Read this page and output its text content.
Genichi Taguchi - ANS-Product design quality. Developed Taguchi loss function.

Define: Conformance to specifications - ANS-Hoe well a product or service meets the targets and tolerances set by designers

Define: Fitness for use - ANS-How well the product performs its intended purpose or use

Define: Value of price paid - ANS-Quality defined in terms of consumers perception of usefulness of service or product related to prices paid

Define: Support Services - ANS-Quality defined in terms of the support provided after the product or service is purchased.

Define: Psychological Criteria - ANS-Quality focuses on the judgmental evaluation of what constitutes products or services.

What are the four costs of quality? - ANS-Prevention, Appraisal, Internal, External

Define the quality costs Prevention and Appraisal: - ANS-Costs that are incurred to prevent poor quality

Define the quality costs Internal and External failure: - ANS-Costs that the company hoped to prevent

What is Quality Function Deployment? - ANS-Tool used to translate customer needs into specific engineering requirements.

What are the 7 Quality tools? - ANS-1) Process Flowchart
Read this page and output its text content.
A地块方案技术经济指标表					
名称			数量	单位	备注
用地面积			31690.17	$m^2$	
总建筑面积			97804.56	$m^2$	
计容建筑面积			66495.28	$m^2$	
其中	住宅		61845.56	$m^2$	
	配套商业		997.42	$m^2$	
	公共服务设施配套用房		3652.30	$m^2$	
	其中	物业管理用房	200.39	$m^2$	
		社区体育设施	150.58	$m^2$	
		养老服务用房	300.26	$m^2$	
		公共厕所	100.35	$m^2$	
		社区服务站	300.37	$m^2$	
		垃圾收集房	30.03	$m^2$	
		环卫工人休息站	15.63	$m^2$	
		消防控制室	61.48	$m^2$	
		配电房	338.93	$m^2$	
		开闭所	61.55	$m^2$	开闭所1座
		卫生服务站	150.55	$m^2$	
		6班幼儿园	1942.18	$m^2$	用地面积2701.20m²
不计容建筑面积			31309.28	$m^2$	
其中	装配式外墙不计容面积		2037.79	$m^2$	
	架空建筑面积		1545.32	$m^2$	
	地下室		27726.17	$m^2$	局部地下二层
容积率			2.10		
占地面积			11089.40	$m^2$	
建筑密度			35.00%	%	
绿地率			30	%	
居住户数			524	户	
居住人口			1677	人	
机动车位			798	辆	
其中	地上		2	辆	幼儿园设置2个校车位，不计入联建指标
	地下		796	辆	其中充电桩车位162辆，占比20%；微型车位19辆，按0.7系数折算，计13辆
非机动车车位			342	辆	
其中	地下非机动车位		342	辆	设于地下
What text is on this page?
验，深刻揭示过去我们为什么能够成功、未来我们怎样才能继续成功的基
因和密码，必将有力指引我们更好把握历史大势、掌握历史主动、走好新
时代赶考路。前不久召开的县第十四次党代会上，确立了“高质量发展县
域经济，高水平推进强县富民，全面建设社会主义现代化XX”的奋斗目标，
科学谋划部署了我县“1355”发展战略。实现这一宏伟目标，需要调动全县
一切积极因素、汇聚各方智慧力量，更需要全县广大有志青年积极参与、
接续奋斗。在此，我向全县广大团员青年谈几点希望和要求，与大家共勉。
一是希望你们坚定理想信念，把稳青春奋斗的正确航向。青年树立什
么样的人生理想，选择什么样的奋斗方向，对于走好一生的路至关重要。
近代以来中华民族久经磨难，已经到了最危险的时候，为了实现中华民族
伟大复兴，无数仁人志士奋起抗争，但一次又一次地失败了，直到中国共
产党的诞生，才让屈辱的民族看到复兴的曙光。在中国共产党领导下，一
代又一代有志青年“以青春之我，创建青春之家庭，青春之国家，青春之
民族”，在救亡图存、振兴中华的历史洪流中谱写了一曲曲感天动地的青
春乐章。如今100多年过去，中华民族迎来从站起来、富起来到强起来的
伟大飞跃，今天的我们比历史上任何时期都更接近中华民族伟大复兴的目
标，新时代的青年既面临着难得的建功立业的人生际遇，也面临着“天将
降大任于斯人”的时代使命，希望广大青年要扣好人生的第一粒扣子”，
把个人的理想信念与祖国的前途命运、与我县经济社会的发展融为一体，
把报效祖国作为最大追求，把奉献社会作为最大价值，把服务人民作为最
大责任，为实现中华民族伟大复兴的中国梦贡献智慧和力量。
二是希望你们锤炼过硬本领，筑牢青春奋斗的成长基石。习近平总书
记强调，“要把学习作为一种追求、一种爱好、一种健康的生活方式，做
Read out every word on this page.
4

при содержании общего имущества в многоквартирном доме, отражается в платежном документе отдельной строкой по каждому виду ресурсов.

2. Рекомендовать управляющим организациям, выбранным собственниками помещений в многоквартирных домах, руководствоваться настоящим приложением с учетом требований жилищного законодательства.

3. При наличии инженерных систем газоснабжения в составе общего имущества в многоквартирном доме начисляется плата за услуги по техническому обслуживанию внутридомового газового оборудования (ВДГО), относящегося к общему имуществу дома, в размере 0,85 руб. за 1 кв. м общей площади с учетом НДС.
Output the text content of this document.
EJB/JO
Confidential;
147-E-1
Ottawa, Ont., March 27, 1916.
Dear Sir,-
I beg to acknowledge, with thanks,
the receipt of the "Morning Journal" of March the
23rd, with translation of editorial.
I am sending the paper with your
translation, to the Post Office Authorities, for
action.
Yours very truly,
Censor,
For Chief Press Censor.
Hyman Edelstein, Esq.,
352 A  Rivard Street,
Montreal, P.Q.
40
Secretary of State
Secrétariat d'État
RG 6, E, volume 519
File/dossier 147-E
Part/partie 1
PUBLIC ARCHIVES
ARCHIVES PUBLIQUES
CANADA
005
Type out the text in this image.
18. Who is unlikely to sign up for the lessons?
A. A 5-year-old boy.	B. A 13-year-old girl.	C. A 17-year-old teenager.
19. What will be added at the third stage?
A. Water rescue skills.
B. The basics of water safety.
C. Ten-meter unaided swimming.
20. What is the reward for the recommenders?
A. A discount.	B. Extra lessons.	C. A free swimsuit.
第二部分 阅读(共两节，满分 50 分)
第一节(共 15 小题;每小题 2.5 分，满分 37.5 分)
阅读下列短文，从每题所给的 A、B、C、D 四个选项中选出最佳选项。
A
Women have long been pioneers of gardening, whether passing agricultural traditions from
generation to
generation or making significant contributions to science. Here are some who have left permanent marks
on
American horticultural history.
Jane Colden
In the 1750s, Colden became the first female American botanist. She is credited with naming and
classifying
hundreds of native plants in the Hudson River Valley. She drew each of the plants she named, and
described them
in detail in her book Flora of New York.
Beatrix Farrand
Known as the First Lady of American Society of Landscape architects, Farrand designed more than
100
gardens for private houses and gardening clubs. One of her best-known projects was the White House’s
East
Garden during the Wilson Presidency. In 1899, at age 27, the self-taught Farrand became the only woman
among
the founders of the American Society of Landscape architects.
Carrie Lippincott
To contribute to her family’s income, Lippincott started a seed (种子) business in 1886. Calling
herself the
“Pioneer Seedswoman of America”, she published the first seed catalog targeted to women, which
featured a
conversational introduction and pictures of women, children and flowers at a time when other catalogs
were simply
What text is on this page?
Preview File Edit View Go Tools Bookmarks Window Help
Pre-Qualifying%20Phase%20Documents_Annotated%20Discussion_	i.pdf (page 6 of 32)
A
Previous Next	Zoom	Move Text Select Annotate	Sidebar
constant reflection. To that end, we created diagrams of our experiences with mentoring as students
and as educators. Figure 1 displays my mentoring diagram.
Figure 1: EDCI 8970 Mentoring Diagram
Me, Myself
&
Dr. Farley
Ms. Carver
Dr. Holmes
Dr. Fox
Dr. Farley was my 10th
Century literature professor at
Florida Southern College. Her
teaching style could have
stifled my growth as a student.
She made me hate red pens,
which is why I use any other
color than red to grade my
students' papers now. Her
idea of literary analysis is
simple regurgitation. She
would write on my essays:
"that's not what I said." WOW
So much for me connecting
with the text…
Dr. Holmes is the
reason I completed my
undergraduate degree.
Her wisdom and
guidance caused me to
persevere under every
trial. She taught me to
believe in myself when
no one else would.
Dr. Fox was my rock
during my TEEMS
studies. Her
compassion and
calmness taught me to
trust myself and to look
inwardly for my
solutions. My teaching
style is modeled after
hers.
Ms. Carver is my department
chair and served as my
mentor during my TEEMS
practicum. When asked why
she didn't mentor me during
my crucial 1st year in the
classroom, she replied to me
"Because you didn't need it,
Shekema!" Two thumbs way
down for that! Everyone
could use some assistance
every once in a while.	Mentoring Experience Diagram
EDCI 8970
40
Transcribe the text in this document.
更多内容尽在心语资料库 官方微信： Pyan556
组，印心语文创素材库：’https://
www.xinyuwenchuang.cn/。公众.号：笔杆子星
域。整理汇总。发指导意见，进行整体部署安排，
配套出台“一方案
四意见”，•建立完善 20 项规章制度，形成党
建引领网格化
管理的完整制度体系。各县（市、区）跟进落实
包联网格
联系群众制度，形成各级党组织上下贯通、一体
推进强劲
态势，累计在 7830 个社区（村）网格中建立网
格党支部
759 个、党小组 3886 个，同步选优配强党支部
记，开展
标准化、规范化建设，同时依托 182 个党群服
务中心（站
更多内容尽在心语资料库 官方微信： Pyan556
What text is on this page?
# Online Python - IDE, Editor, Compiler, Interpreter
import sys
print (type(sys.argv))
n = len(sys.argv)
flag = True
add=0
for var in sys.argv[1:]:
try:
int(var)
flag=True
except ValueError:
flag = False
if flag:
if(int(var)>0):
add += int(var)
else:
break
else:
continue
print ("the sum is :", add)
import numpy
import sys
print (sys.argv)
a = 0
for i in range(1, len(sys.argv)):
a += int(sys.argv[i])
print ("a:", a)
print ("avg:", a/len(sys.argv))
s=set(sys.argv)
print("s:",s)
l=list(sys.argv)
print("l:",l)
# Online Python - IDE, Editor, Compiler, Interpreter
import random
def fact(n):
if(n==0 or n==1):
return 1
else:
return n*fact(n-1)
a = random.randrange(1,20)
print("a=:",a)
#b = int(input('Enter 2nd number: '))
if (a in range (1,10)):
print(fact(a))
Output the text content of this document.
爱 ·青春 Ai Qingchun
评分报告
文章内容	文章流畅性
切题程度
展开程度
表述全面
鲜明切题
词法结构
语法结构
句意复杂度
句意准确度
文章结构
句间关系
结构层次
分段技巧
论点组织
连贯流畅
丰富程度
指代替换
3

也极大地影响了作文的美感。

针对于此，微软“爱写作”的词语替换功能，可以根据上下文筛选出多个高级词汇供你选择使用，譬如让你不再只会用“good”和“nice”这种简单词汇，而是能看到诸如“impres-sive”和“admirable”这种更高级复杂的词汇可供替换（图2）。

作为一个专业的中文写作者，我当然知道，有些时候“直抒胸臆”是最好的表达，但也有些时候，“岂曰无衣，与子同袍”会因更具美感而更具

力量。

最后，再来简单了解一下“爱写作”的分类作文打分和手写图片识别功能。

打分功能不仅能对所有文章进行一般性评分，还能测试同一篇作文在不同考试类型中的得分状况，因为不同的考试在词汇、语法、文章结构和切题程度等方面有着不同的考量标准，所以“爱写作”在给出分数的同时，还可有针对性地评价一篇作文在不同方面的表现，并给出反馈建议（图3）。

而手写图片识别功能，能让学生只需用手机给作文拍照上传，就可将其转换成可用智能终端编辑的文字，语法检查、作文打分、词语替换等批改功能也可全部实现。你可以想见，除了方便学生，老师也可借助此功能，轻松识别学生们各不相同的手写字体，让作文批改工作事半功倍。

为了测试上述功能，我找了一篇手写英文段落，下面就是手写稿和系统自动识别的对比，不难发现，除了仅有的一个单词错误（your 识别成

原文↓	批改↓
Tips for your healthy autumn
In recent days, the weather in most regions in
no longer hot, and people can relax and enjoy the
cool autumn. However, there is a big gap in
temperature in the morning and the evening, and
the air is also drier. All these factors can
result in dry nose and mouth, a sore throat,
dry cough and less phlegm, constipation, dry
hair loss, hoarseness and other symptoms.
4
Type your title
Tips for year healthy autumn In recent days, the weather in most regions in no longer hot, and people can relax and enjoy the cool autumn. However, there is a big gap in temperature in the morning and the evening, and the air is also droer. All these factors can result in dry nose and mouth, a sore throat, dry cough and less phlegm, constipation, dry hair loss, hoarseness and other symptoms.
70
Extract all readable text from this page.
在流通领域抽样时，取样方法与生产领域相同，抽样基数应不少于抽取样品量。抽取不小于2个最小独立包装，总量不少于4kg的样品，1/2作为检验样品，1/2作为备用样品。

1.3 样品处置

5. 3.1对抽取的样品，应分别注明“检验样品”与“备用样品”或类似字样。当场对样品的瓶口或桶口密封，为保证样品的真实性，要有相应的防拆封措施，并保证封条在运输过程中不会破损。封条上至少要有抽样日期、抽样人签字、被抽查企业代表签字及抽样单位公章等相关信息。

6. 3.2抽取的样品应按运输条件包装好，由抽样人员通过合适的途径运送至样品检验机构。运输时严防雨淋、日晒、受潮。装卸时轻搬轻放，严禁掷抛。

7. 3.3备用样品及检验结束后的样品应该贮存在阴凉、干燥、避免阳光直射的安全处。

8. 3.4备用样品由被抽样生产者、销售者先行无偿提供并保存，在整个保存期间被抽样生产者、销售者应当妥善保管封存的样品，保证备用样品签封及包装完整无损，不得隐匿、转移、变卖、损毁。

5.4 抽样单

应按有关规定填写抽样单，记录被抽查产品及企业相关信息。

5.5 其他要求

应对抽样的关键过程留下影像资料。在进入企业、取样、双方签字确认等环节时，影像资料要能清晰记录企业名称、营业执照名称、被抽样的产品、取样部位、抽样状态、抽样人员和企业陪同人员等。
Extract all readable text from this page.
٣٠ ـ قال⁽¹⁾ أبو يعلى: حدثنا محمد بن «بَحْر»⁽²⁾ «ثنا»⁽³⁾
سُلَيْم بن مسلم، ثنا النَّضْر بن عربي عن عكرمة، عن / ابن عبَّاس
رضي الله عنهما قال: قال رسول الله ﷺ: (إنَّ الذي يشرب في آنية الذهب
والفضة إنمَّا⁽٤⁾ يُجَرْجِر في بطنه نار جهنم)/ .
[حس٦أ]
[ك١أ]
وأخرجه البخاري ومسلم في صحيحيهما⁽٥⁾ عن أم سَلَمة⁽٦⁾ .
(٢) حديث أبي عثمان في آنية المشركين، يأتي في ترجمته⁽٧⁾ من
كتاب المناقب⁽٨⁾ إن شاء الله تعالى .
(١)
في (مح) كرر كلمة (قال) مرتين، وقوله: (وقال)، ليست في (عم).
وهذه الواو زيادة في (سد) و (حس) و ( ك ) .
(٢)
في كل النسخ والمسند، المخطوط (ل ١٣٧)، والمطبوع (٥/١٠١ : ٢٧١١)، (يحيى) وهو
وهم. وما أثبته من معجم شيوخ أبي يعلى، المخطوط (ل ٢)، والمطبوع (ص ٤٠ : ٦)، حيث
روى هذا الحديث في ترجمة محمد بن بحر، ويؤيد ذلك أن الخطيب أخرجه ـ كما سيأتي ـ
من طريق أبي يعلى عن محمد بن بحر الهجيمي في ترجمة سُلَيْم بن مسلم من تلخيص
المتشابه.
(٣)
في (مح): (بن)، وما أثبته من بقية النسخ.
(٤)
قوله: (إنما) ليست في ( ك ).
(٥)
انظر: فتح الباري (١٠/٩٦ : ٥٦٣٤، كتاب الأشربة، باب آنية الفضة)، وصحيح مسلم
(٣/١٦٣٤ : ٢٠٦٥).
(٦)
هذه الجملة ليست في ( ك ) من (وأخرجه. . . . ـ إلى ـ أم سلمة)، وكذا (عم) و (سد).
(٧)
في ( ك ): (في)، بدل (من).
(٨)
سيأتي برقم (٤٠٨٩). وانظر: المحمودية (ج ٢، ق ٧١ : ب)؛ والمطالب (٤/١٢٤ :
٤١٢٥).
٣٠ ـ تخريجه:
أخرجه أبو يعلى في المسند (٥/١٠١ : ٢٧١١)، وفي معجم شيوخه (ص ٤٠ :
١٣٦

- _TO DO_:
Every line in the data that holds "многоквартирном" should be copied out.

- _COMPLETE RESPONSE_:
при содержании общего имущества в многоквартирном доме, отражается в платежном документе отдельной строкой по каждому виду ресурсов.
3. При наличии инженерных систем газоснабжения в составе общего имущества в многоквартирном доме начисляется плата за услуги по техническому обслуживанию внутридомового газового оборудования (ВДГО), относящегося к общему имуществу дома, в размере 0,85 руб. за 1 кв. м общей площади с учетом НДС.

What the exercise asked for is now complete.